Problem description:
Transcribe all the entries word for word, omitting any pictures they contain.

Extracted records:
####################

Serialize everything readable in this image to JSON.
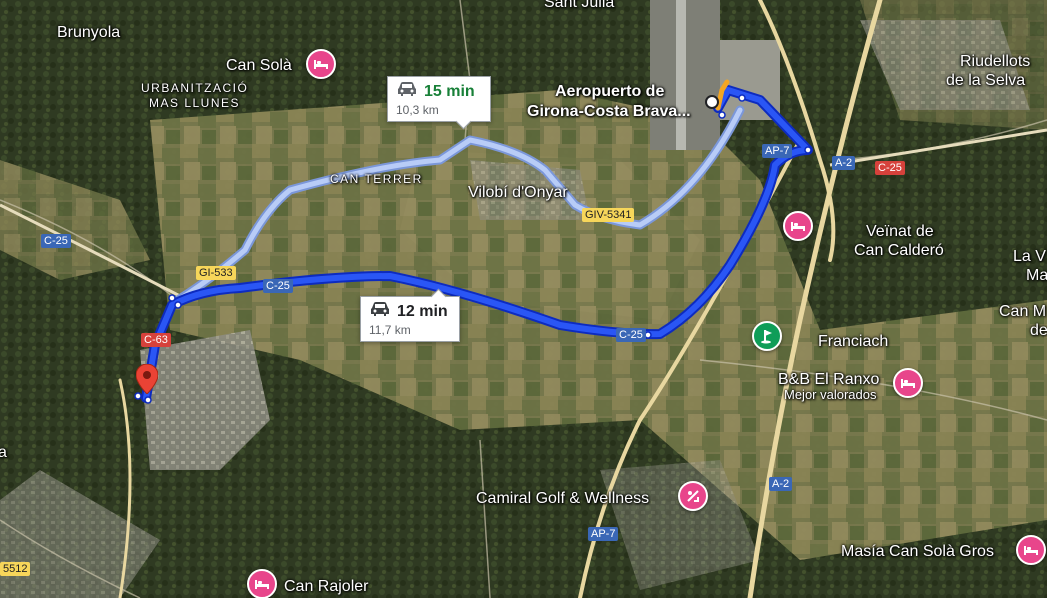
{
  "map": {
    "place_labels": {
      "brunyola": "Brunyola",
      "can_sola": "Can Solà",
      "urbanitzacio": "URBANITZACIÓ",
      "mas_llunes": "MAS LLUNES",
      "sant_julia": "Sant Julià",
      "aeropuerto_line1": "Aeropuerto de",
      "aeropuerto_line2": "Girona-Costa Brava...",
      "riudellots_line1": "Riudellots",
      "riudellots_line2": "de la Selva",
      "can_terrer": "CAN TERRER",
      "vilobi": "Vilobí d'Onyar",
      "veinat_line1": "Veïnat de",
      "veinat_line2": "Can Calderó",
      "la_v": "La V",
      "ma": "Ma",
      "can_m": "Can M",
      "de": "de",
      "franciach": "Franciach",
      "bb_ranxo": "B&B El Ranxo",
      "mejor_valorados": "Mejor valorados",
      "camiral": "Camiral Golf & Wellness",
      "masia": "Masía Can Solà Gros",
      "can_rajoler": "Can Rajoler",
      "left_a": "a"
    },
    "road_shields": {
      "c25_left": "C-25",
      "c25_mid": "C-25",
      "c25_right": "C-25",
      "c25_far": "C-25",
      "gi533": "GI-533",
      "giv5341": "GIV-5341",
      "c63": "C-63",
      "ap7_top": "AP-7",
      "a2_top": "A-2",
      "a2_bottom": "A-2",
      "ap7_bottom": "AP-7",
      "left_5512": "5512"
    },
    "routes": {
      "alternative": {
        "time": "15 min",
        "distance": "10,3 km",
        "color": "#a8c7fa"
      },
      "primary": {
        "time": "12 min",
        "distance": "11,7 km",
        "color": "#1a3fe0"
      }
    },
    "pois": {
      "hotel_icon": "bed-icon",
      "golf_icon": "golf-icon",
      "wellness_icon": "spa-icon",
      "pin_icon": "location-pin-icon",
      "car_icon": "car-icon",
      "pin_color": "#ea4335"
    }
  }
}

####################

Solution to this exercise:
Serialize everything readable in this image to JSON.
{
  "map": {
    "place_labels": {
      "brunyola": "Brunyola",
      "can_sola": "Can Solà",
      "urbanitzacio": "URBANITZACIÓ",
      "mas_llunes": "MAS LLUNES",
      "sant_julia": "Sant Julià",
      "aeropuerto_line1": "Aeropuerto de",
      "aeropuerto_line2": "Girona-Costa Brava...",
      "riudellots_line1": "Riudellots",
      "riudellots_line2": "de la Selva",
      "can_terrer": "CAN TERRER",
      "vilobi": "Vilobí d'Onyar",
      "veinat_line1": "Veïnat de",
      "veinat_line2": "Can Calderó",
      "la_v": "La V",
      "ma": "Ma",
      "can_m": "Can M",
      "de": "de",
      "franciach": "Franciach",
      "bb_ranxo": "B&B El Ranxo",
      "mejor_valorados": "Mejor valorados",
      "camiral": "Camiral Golf & Wellness",
      "masia": "Masía Can Solà Gros",
      "can_rajoler": "Can Rajoler",
      "left_a": "a"
    },
    "road_shields": {
      "c25_left": "C-25",
      "c25_mid": "C-25",
      "c25_right": "C-25",
      "c25_far": "C-25",
      "gi533": "GI-533",
      "giv5341": "GIV-5341",
      "c63": "C-63",
      "ap7_top": "AP-7",
      "a2_top": "A-2",
      "a2_bottom": "A-2",
      "ap7_bottom": "AP-7",
      "left_5512": "5512"
    },
    "routes": {
      "alternative": {
        "time": "15 min",
        "distance": "10,3 km",
        "color": "#a8c7fa"
      },
      "primary": {
        "time": "12 min",
        "distance": "11,7 km",
        "color": "#1a3fe0"
      }
    },
    "pois": {
      "hotel_icon": "bed-icon",
      "golf_icon": "golf-icon",
      "wellness_icon": "spa-icon",
      "pin_icon": "location-pin-icon",
      "car_icon": "car-icon",
      "pin_color": "#ea4335"
    }
  }
}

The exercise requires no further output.